## [What you will do]
In the entries below, find the lines with the word "Theme" and copy them.

## [Data to process]
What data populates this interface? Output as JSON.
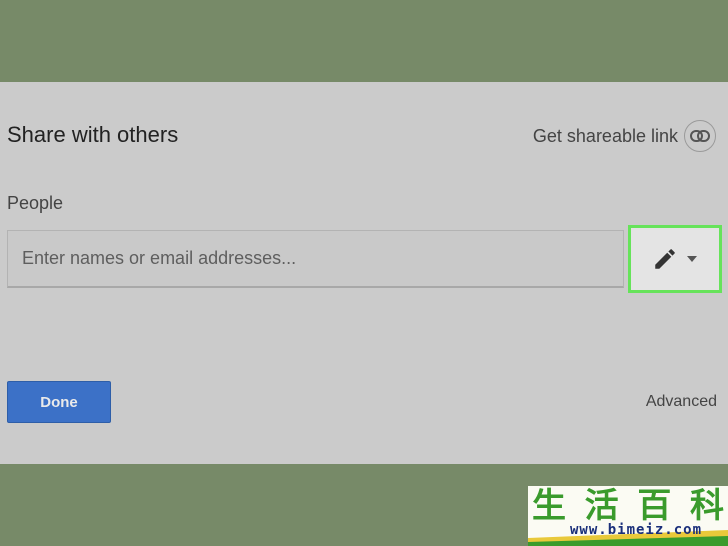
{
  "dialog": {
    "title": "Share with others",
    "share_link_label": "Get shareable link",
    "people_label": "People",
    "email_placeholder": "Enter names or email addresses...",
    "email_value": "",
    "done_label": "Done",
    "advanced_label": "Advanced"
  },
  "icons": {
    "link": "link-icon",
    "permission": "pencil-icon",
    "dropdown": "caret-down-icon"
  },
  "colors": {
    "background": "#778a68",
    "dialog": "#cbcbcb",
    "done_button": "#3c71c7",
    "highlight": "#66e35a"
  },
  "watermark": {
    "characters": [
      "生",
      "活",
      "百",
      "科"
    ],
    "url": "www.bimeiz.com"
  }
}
==
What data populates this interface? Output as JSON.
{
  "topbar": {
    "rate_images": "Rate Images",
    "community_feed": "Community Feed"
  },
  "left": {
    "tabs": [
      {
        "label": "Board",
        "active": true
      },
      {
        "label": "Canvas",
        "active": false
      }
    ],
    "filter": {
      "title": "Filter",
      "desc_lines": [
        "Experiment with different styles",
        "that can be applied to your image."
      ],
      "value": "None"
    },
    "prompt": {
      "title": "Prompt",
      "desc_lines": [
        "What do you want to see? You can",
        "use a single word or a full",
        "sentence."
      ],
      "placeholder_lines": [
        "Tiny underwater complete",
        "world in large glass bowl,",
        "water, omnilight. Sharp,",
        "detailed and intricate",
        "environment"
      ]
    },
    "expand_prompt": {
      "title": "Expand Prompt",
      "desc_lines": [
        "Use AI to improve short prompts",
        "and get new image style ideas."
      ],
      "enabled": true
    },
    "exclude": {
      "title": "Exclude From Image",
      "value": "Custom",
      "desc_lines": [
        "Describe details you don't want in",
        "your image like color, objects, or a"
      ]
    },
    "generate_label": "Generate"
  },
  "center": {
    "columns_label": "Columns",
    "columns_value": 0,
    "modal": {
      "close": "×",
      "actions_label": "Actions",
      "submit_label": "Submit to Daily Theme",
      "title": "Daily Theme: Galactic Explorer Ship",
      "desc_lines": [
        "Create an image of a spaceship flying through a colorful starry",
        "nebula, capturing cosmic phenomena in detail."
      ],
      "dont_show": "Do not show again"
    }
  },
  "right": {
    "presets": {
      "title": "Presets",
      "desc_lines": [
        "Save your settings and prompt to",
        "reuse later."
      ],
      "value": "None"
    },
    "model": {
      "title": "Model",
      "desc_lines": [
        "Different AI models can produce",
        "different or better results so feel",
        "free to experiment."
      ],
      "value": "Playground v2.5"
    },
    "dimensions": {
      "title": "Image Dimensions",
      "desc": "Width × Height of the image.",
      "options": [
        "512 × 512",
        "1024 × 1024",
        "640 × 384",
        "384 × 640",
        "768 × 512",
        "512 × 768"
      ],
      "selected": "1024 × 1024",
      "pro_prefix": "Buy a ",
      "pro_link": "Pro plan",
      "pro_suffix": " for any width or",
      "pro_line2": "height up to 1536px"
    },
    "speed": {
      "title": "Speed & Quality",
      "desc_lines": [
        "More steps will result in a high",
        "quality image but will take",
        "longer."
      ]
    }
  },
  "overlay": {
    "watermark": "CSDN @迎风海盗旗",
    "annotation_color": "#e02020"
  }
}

## [Solution]
      "submit_label": "Submit to Daily Theme",
      "title": "Daily Theme: Galactic Explorer Ship",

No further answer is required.